• [Source records]
********

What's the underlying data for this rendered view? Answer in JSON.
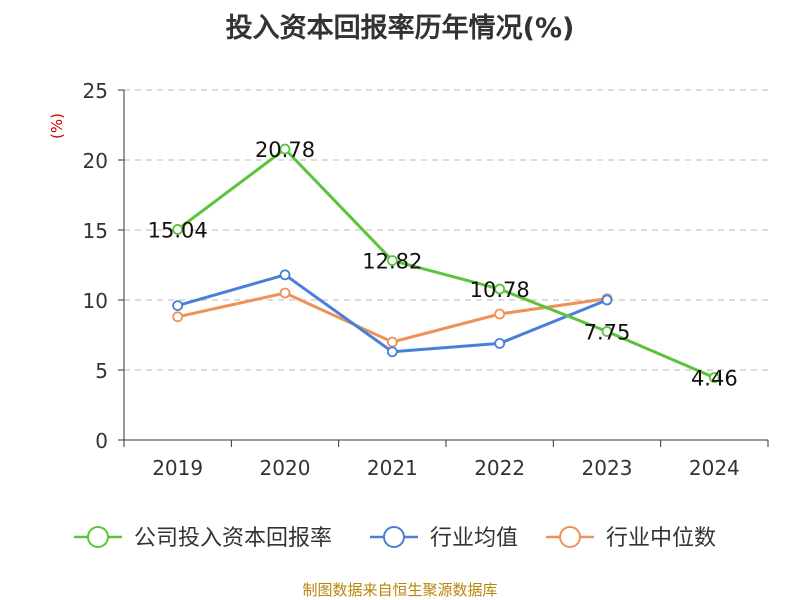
{
  "chart_data": {
    "type": "line",
    "title": "投入资本回报率历年情况(%)",
    "ylabel": "(%)",
    "categories": [
      "2019",
      "2020",
      "2021",
      "2022",
      "2023",
      "2024"
    ],
    "ylim": [
      0,
      25
    ],
    "yticks": [
      0,
      5,
      10,
      15,
      20,
      25
    ],
    "grid": true,
    "legend_position": "bottom",
    "series": [
      {
        "name": "公司投入资本回报率",
        "color": "#5cc43a",
        "values": [
          15.04,
          20.78,
          12.82,
          10.78,
          7.75,
          4.46
        ],
        "labels": [
          "15.04",
          "20.78",
          "12.82",
          "10.78",
          "7.75",
          "4.46"
        ]
      },
      {
        "name": "行业均值",
        "color": "#4a7fd9",
        "values": [
          9.6,
          11.8,
          6.3,
          6.9,
          10.0,
          null
        ]
      },
      {
        "name": "行业中位数",
        "color": "#f0915a",
        "values": [
          8.8,
          10.5,
          7.0,
          9.0,
          10.1,
          null
        ]
      }
    ]
  },
  "source": "制图数据来自恒生聚源数据库"
}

********

• [WHAT IS ASKED] Output every entry word for word, but omit the pictures.

• [EXERCISE ANSWER]
What's the underlying data for this rendered view? Answer in JSON.
{
  "chart_data": {
    "type": "line",
    "title": "投入资本回报率历年情况(%)",
    "ylabel": "(%)",
    "categories": [
      "2019",
      "2020",
      "2021",
      "2022",
      "2023",
      "2024"
    ],
    "ylim": [
      0,
      25
    ],
    "yticks": [
      0,
      5,
      10,
      15,
      20,
      25
    ],
    "grid": true,
    "legend_position": "bottom",
    "series": [
      {
        "name": "公司投入资本回报率",
        "color": "#5cc43a",
        "values": [
          15.04,
          20.78,
          12.82,
          10.78,
          7.75,
          4.46
        ],
        "labels": [
          "15.04",
          "20.78",
          "12.82",
          "10.78",
          "7.75",
          "4.46"
        ]
      },
      {
        "name": "行业均值",
        "color": "#4a7fd9",
        "values": [
          9.6,
          11.8,
          6.3,
          6.9,
          10.0,
          null
        ]
      },
      {
        "name": "行业中位数",
        "color": "#f0915a",
        "values": [
          8.8,
          10.5,
          7.0,
          9.0,
          10.1,
          null
        ]
      }
    ]
  },
  "source": "制图数据来自恒生聚源数据库"
}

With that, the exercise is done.